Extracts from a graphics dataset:
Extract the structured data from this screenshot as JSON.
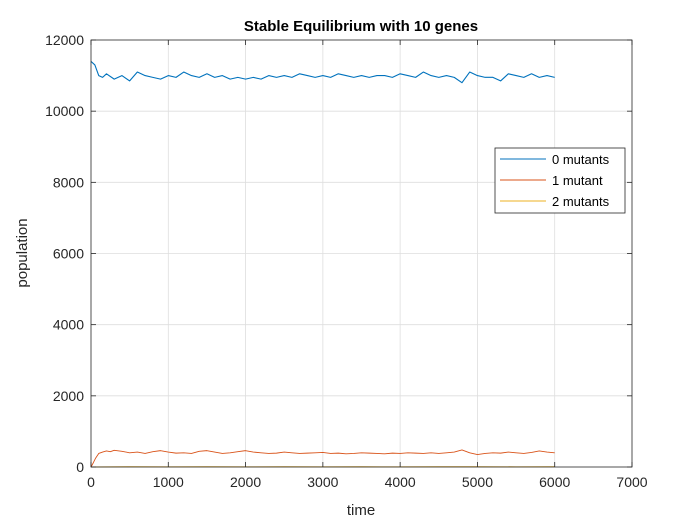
{
  "chart_data": {
    "type": "line",
    "title": "Stable Equilibrium with 10 genes",
    "xlabel": "time",
    "ylabel": "population",
    "xlim": [
      0,
      7000
    ],
    "ylim": [
      0,
      12000
    ],
    "xticks": [
      0,
      1000,
      2000,
      3000,
      4000,
      5000,
      6000,
      7000
    ],
    "yticks": [
      0,
      2000,
      4000,
      6000,
      8000,
      10000,
      12000
    ],
    "xtick_labels": [
      "0",
      "1000",
      "2000",
      "3000",
      "4000",
      "5000",
      "6000",
      "7000"
    ],
    "ytick_labels": [
      "0",
      "2000",
      "4000",
      "6000",
      "8000",
      "10000",
      "12000"
    ],
    "grid": true,
    "legend_position": "right",
    "series": [
      {
        "name": "0 mutants",
        "color": "#0072BD",
        "x": [
          0,
          50,
          100,
          150,
          200,
          300,
          400,
          500,
          600,
          700,
          800,
          900,
          1000,
          1100,
          1200,
          1300,
          1400,
          1500,
          1600,
          1700,
          1800,
          1900,
          2000,
          2100,
          2200,
          2300,
          2400,
          2500,
          2600,
          2700,
          2800,
          2900,
          3000,
          3100,
          3200,
          3300,
          3400,
          3500,
          3600,
          3700,
          3800,
          3900,
          4000,
          4100,
          4200,
          4300,
          4400,
          4500,
          4600,
          4700,
          4800,
          4900,
          5000,
          5100,
          5200,
          5300,
          5400,
          5500,
          5600,
          5700,
          5800,
          5900,
          6000
        ],
        "y": [
          11400,
          11300,
          11000,
          10950,
          11050,
          10900,
          11000,
          10850,
          11100,
          11000,
          10950,
          10900,
          11000,
          10950,
          11100,
          11000,
          10950,
          11050,
          10950,
          11000,
          10900,
          10950,
          10900,
          10950,
          10900,
          11000,
          10950,
          11000,
          10950,
          11050,
          11000,
          10950,
          11000,
          10950,
          11050,
          11000,
          10950,
          11000,
          10950,
          11000,
          11000,
          10950,
          11050,
          11000,
          10950,
          11100,
          11000,
          10950,
          11000,
          10950,
          10800,
          11100,
          11000,
          10950,
          10950,
          10850,
          11050,
          11000,
          10950,
          11050,
          10950,
          11000,
          10950
        ]
      },
      {
        "name": "1 mutant",
        "color": "#D95319",
        "x": [
          0,
          30,
          60,
          100,
          150,
          200,
          250,
          300,
          400,
          500,
          600,
          700,
          800,
          900,
          1000,
          1100,
          1200,
          1300,
          1400,
          1500,
          1600,
          1700,
          1800,
          1900,
          2000,
          2100,
          2200,
          2300,
          2400,
          2500,
          2600,
          2700,
          2800,
          2900,
          3000,
          3100,
          3200,
          3300,
          3400,
          3500,
          3600,
          3700,
          3800,
          3900,
          4000,
          4100,
          4200,
          4300,
          4400,
          4500,
          4600,
          4700,
          4800,
          4900,
          5000,
          5100,
          5200,
          5300,
          5400,
          5500,
          5600,
          5700,
          5800,
          5900,
          6000
        ],
        "y": [
          0,
          120,
          250,
          380,
          420,
          450,
          430,
          470,
          440,
          400,
          420,
          380,
          430,
          460,
          420,
          390,
          400,
          380,
          440,
          460,
          420,
          380,
          400,
          430,
          460,
          420,
          400,
          380,
          390,
          420,
          400,
          380,
          390,
          400,
          410,
          380,
          390,
          370,
          380,
          400,
          390,
          380,
          370,
          390,
          380,
          400,
          390,
          380,
          400,
          380,
          400,
          420,
          480,
          400,
          350,
          380,
          400,
          390,
          420,
          400,
          380,
          410,
          450,
          420,
          400
        ]
      },
      {
        "name": "2 mutants",
        "color": "#EDB120",
        "x": [
          0,
          500,
          1000,
          1500,
          2000,
          2500,
          3000,
          3500,
          4000,
          4500,
          5000,
          5500,
          6000
        ],
        "y": [
          0,
          8,
          5,
          10,
          6,
          8,
          5,
          7,
          6,
          8,
          10,
          6,
          8
        ]
      }
    ]
  }
}
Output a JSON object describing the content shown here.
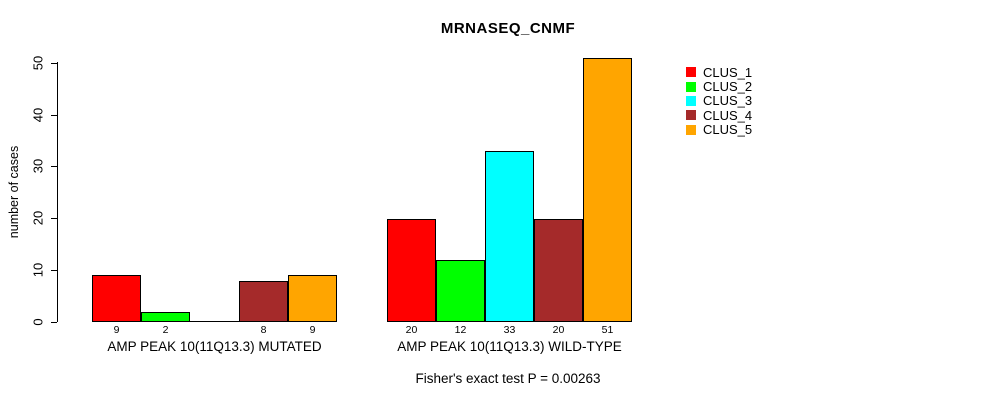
{
  "chart_data": {
    "type": "bar",
    "title": "MRNASEQ_CNMF",
    "xlabel": "",
    "ylabel": "number of cases",
    "annotation": "Fisher's exact test P = 0.00263",
    "categories": [
      "AMP PEAK 10(11Q13.3) MUTATED",
      "AMP PEAK 10(11Q13.3) WILD-TYPE"
    ],
    "series": [
      {
        "name": "CLUS_1",
        "color": "#ff0000",
        "values": [
          9,
          20
        ]
      },
      {
        "name": "CLUS_2",
        "color": "#00ff00",
        "values": [
          2,
          12
        ]
      },
      {
        "name": "CLUS_3",
        "color": "#00ffff",
        "values": [
          0,
          33
        ]
      },
      {
        "name": "CLUS_4",
        "color": "#a52a2a",
        "values": [
          8,
          20
        ]
      },
      {
        "name": "CLUS_5",
        "color": "#ffa500",
        "values": [
          9,
          51
        ]
      }
    ],
    "y_ticks": [
      0,
      10,
      20,
      30,
      40,
      50
    ],
    "ylim": [
      0,
      50
    ],
    "grid": false,
    "legend_position": "right",
    "bar_border_color": "#000000",
    "background_color": "#ffffff"
  }
}
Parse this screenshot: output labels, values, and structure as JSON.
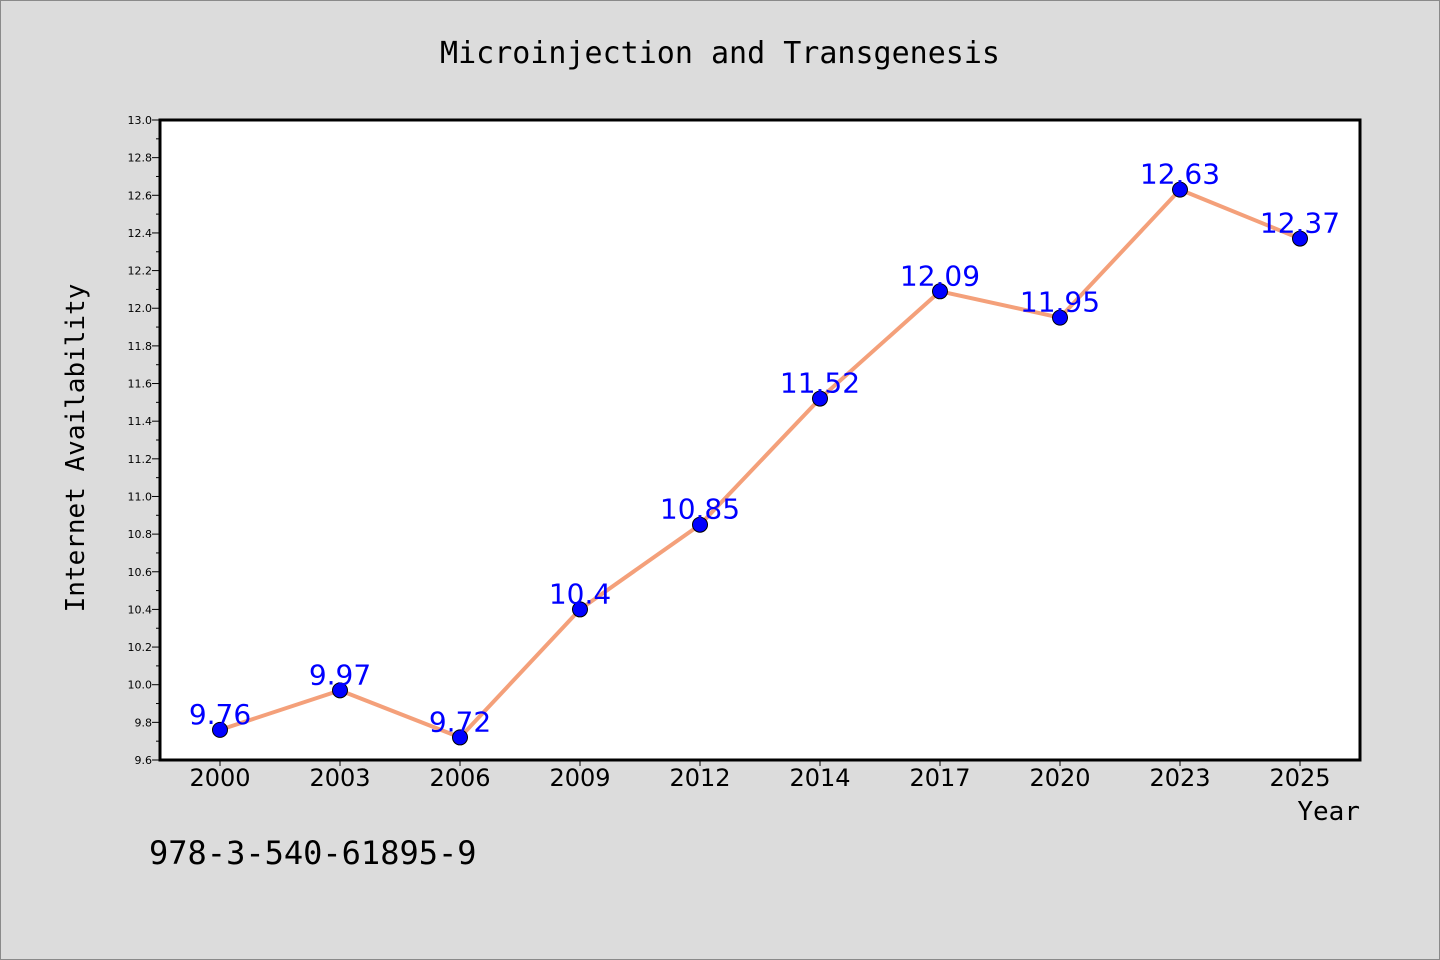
{
  "chart_data": {
    "type": "line",
    "title": "Microinjection and Transgenesis",
    "xlabel": "Year",
    "ylabel": "Internet Availability",
    "categories": [
      "2000",
      "2003",
      "2006",
      "2009",
      "2012",
      "2014",
      "2017",
      "2020",
      "2023",
      "2025"
    ],
    "series": [
      {
        "values": [
          9.76,
          9.97,
          9.72,
          10.4,
          10.85,
          11.52,
          12.09,
          11.95,
          12.63,
          12.37
        ]
      }
    ],
    "data_labels": [
      "9.76",
      "9.97",
      "9.72",
      "10.4",
      "10.85",
      "11.52",
      "12.09",
      "11.95",
      "12.63",
      "12.37"
    ],
    "ylim": [
      9.6,
      13.0
    ],
    "yticks": [
      "9.6",
      "9.8",
      "10.0",
      "10.2",
      "10.4",
      "10.6",
      "10.8",
      "11.0",
      "11.2",
      "11.4",
      "11.6",
      "11.8",
      "12.0",
      "12.2",
      "12.4",
      "12.6",
      "12.8",
      "13.0"
    ],
    "grid": false,
    "legend": "none",
    "colors": {
      "line": "#f4a07a",
      "marker": "#0000ff",
      "data_label": "#0000ff",
      "plot_background": "#ffffff",
      "figure_background": "#dcdcdc"
    }
  },
  "footer_text": "978-3-540-61895-9"
}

• _TASK DIRECTIONS_:
Work out how many lines in the entries contain "name" and give that number alone.

• _ANSWER FOR THE TASK_:
8